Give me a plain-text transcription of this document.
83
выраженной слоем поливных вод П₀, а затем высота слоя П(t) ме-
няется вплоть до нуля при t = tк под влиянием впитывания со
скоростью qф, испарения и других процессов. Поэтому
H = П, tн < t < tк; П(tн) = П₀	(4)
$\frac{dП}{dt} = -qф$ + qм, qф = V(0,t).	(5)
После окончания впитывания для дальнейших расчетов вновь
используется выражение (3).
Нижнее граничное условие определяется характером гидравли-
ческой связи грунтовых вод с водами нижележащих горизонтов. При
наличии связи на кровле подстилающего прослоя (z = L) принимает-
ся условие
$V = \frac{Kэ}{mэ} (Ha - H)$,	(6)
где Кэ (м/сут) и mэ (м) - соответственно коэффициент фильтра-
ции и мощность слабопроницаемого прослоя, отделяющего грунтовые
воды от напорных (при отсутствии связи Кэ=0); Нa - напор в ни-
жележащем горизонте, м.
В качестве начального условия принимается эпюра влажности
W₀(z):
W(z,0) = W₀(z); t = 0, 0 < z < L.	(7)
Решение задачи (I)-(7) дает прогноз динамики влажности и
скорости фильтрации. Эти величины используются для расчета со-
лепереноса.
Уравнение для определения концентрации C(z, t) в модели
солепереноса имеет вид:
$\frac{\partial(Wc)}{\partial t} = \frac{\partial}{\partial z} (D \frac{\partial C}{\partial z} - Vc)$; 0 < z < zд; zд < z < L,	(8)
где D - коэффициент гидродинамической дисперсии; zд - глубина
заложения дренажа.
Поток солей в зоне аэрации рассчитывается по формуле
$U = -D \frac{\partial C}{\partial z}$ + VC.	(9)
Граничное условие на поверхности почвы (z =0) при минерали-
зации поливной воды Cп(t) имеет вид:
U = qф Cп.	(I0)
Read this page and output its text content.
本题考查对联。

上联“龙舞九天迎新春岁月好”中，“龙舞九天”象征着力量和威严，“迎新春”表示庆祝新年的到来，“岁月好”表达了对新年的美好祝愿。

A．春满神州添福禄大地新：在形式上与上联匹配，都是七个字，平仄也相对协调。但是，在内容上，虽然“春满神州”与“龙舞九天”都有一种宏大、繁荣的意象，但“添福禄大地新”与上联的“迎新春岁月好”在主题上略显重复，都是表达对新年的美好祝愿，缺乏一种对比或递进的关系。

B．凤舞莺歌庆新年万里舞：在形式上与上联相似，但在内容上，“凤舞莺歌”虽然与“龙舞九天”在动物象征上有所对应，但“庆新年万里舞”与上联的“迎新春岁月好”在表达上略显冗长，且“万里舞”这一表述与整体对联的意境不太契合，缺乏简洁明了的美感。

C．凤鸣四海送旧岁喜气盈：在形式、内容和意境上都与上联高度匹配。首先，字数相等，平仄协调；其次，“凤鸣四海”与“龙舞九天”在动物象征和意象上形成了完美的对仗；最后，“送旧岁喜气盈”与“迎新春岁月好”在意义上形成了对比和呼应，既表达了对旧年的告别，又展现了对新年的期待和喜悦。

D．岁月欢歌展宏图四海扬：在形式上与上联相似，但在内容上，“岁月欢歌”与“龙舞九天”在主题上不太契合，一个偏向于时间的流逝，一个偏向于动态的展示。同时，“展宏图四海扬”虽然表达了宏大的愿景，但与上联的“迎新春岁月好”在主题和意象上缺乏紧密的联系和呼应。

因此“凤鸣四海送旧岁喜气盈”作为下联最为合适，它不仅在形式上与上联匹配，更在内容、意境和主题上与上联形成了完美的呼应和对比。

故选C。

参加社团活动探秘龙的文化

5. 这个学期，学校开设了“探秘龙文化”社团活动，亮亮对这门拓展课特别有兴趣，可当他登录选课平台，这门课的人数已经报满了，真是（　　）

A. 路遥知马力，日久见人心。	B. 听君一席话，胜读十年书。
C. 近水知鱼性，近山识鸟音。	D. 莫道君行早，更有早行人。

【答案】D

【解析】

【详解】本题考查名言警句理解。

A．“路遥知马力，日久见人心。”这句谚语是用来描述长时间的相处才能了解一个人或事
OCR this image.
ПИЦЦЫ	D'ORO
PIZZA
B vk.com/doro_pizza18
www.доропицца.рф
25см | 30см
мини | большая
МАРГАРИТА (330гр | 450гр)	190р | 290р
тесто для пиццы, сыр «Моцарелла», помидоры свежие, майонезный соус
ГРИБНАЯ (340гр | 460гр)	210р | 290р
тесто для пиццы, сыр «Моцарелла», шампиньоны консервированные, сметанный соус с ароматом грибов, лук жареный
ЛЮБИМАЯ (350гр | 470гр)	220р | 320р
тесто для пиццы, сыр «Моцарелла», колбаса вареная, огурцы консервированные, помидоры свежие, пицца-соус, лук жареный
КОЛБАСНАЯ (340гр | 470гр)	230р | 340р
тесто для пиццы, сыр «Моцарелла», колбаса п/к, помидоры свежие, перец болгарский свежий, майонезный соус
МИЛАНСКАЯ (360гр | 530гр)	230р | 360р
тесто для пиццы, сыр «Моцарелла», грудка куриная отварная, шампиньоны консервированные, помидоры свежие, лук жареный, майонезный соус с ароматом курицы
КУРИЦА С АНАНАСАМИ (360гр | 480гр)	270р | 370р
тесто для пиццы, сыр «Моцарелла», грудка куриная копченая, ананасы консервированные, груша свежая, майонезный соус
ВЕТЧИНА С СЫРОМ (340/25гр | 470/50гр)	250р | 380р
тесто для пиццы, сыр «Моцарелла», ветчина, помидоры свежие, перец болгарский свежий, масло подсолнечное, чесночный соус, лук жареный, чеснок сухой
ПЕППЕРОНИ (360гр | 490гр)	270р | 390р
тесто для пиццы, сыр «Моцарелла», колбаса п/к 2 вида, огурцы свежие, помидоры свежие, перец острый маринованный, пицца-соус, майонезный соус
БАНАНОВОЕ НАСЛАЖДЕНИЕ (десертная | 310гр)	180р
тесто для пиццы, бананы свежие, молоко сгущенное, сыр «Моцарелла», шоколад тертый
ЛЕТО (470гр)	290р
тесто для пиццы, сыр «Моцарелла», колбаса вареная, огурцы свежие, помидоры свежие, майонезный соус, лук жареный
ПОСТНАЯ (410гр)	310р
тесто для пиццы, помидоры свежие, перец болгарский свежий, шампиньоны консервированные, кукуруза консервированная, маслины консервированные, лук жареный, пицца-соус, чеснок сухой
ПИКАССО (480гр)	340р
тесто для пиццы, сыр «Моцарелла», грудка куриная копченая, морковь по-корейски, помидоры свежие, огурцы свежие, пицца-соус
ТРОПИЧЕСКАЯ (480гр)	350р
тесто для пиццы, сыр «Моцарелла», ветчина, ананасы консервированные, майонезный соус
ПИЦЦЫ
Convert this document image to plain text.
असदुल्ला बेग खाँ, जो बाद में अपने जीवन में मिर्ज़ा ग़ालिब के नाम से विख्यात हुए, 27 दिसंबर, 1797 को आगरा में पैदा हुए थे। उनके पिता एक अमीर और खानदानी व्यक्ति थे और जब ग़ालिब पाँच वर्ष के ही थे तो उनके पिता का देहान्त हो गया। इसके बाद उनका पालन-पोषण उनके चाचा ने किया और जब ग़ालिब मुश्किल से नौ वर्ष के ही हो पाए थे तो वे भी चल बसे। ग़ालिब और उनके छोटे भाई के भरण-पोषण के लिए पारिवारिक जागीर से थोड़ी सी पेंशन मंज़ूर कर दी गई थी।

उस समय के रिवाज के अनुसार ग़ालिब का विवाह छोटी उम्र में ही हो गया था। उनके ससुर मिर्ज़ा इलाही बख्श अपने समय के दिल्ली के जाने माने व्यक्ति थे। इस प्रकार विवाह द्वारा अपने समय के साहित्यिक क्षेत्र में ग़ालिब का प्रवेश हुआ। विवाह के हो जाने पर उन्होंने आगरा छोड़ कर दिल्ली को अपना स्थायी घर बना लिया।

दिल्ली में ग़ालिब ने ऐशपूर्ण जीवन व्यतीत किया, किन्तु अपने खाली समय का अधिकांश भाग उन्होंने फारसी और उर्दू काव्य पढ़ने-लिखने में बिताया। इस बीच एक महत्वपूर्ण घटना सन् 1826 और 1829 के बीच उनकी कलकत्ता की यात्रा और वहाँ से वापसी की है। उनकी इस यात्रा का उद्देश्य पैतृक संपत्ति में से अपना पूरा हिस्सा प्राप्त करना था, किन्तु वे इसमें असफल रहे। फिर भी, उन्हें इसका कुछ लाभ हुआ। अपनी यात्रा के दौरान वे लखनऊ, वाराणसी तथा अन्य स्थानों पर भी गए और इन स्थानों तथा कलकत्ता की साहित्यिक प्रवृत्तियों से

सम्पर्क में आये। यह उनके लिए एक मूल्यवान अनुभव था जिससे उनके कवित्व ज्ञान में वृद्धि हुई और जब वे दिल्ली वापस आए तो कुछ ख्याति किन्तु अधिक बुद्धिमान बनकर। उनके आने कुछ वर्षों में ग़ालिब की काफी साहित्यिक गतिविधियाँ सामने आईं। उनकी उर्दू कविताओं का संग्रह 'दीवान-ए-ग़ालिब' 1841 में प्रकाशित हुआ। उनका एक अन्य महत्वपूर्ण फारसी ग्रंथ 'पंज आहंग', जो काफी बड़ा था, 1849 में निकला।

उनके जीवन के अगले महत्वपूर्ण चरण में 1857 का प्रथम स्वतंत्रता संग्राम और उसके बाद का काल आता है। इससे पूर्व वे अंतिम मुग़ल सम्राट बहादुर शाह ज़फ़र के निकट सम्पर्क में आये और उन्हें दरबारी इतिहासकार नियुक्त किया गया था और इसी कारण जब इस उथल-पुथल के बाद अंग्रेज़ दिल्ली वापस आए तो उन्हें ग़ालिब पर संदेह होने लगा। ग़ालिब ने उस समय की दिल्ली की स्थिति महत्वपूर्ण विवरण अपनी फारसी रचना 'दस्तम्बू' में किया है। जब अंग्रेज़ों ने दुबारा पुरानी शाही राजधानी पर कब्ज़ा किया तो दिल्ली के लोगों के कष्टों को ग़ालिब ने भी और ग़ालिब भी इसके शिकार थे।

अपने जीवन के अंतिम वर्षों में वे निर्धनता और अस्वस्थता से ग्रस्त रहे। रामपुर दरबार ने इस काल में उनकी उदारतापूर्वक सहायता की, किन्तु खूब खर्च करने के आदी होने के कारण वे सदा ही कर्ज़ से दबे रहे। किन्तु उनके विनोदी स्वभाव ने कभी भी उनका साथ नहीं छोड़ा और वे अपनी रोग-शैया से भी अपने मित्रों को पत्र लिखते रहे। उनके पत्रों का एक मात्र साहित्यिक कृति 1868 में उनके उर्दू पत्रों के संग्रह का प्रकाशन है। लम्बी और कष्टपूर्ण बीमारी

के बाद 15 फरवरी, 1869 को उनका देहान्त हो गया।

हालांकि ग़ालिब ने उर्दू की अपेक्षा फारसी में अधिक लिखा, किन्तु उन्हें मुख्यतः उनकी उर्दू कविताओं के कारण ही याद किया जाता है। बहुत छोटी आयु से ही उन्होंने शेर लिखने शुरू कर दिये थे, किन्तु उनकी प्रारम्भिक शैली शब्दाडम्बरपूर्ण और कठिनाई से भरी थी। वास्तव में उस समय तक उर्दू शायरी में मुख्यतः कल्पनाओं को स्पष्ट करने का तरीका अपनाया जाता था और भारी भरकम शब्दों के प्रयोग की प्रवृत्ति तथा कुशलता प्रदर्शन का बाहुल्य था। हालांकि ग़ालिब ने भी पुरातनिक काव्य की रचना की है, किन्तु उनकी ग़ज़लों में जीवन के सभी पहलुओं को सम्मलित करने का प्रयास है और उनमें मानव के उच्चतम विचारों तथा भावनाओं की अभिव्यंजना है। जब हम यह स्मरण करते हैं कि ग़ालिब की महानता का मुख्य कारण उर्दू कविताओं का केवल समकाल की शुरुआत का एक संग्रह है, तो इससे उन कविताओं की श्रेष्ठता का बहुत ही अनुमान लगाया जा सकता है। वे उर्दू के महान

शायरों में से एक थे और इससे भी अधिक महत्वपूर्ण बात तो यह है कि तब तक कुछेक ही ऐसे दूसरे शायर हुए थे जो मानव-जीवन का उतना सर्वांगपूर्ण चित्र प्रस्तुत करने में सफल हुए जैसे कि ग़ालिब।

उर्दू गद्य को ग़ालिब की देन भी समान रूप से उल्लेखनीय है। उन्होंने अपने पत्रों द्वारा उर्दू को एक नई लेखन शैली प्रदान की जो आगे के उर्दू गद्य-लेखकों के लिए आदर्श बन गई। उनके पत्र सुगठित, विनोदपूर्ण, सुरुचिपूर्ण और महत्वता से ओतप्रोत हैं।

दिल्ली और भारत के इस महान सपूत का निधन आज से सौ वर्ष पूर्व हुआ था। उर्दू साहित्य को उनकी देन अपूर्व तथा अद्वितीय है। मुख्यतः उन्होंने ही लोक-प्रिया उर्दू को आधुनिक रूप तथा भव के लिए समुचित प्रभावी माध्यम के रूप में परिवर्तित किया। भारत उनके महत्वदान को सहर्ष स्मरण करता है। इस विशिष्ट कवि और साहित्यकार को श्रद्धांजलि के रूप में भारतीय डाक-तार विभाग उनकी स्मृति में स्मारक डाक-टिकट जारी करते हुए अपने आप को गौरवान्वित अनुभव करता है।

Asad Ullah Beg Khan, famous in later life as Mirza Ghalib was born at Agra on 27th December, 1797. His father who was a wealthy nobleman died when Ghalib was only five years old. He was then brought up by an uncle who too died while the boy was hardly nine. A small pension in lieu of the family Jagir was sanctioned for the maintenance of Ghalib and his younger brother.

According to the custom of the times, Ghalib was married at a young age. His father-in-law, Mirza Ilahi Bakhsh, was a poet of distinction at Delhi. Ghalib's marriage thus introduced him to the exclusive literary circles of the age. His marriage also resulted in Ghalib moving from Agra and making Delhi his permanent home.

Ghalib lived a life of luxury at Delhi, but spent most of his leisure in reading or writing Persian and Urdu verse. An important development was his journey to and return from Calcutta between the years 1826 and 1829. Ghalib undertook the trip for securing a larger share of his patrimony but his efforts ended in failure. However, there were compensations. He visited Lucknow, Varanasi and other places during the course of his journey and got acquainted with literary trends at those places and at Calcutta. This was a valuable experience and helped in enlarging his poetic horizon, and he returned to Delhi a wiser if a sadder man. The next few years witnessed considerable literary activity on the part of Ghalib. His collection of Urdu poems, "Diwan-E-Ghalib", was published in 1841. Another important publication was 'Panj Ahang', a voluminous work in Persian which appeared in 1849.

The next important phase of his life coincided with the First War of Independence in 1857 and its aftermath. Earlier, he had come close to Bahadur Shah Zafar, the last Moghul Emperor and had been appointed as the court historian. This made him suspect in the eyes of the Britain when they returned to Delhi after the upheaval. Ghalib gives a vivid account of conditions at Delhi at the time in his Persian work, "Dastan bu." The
* * * * * * *
--- Exercise description ---
Reproduce every line of the listing above in which the string "image" appears.

--- Task response ---
OCR this image.
Convert this document image to plain text.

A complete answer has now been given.